**Provided text**
__________________________________________________

August 23 2017 crude oil supplies as of August 18

the above graph was taken from the Zero Hedge coverage of this week's EIA release and it shows our commercial inventories of crude in billions of barrels from September 2012 through this week's report....while we can clearly see that our oil supplies are down substantially over the last 4 months from their March peak, to a level roughly matching that of mid-January 2016, they're still up considerably from the normal level for our oil supplies in the years before the oil glut started building up.. thus, though our oil inventories as of August 18th were 6.0% below the 492,962,000 barrels of oil we had stored on August 19th of 2016, they were still 10.5% more than the 418,990,000 barrels in of oil that were in storage on August 21st of 2015, and 40.8% higher than the 329,024,000 barrels of oil we had in storage on August 22nd of 2014...

This Week's Rig Count

US drilling activity decreased for the 6th time in the past 9 weeks during the week ending August 25th, following a string of 23 consecutive weekly increases earlier this year, as both drilling for oil and for natural gas slowed....Baker Hughes reported that the total count of active rotary rigs running in the US fell by 6 rigs to 940 rigs in the week ending Friday, which was still 451 more rigs than the 489 rigs that were deployed as of the August 26th report in 2016, while it was still less than half of the recent high of 1929 drilling rigs that were in use on November 21st of 2014....

__________________________________________________

**Information provided**
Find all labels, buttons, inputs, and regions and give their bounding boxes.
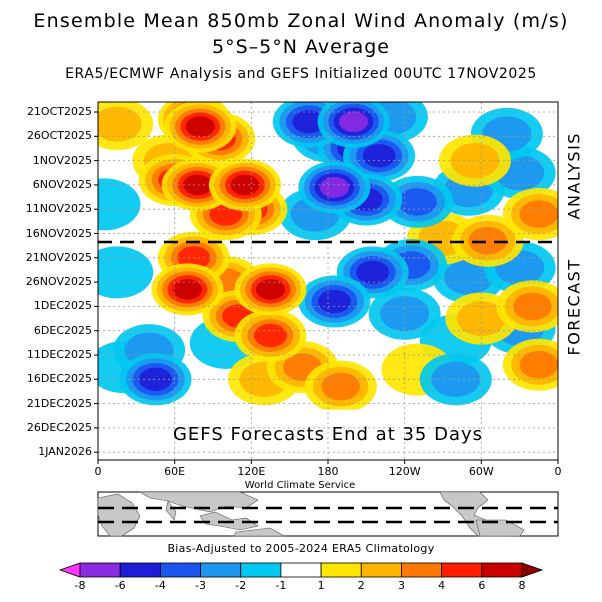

__________________________________________________

**To do**
**A.** Please reproduce the crude oil report word for word from "US drilling activity" up to and including "21st of 2014....".
**B.** Pick up the crude oil report after its final sentence and keep writing it.

**Results for each task**
**A.**
US drilling activity decreased for the 6th time in the past 9 weeks during the week ending August 25th, following a string of 23 consecutive weekly increases earlier this year, as both drilling for oil and for natural gas slowed....Baker Hughes reported that the total count of active rotary rigs running in the US fell by 6 rigs to 940 rigs in the week ending Friday, which was still 451 more rigs than the 489 rigs that were deployed as of the August 26th report in 2016, while it was still less than half of the recent high of 1929 drilling rigs that were in use on November 21st of 2014....

**B.**
the number of rigs drilling for oil decreased by four rigs to 759 rigs this week, which still left oil rigs up by 353 oil rigs over the past year, while their count remained far from the recent high of 1609 rigs that were drilling for oil on October 10, 2014...at the same time, the count of drilling rigs targeting natural gas formations decreased by 2 rigs to 180 rigs this week, which was still 99 more rigs than the 81 natural gas rigs that were drilling a year ago, but way down from the recent high of 1,606 natural gas rigs that were deployed on August 29th, 2008...in addition, one rig that was classified as miscellaneous was still drilling this week, compared to the 2 miscellaneous rigs that were working a year ago..

the Gulf of Mexico rig count rose by one rig to 17 Gulf rigs this week, the same number that were working in the Gulf during the same week last year...that's also the same as the total US offshore rig count for this week, since there was no other US offshore drilling except in the Gulf...

active horizontal drilling rigs fell by 3 rigs to 796 rigs this week, which left the horizontal rig count still up by 417 rigs from the 379 horizontal rigs that were in use in the US on August 26th of last year, while their count was also still down from the record of 1372 horizontal rigs that were deployed on November 21st of 2014....in addition, the vertical rig count was down by 2 rigs to 64 vertical rigs this week, which was still up from the 62 vertical rigs that were deployed during the same week last year...at the same time, the directional rig count was down by 1 rig to 80 rigs this week, which was still up from the 48 directional rigs that were deployed on August 26th of last year....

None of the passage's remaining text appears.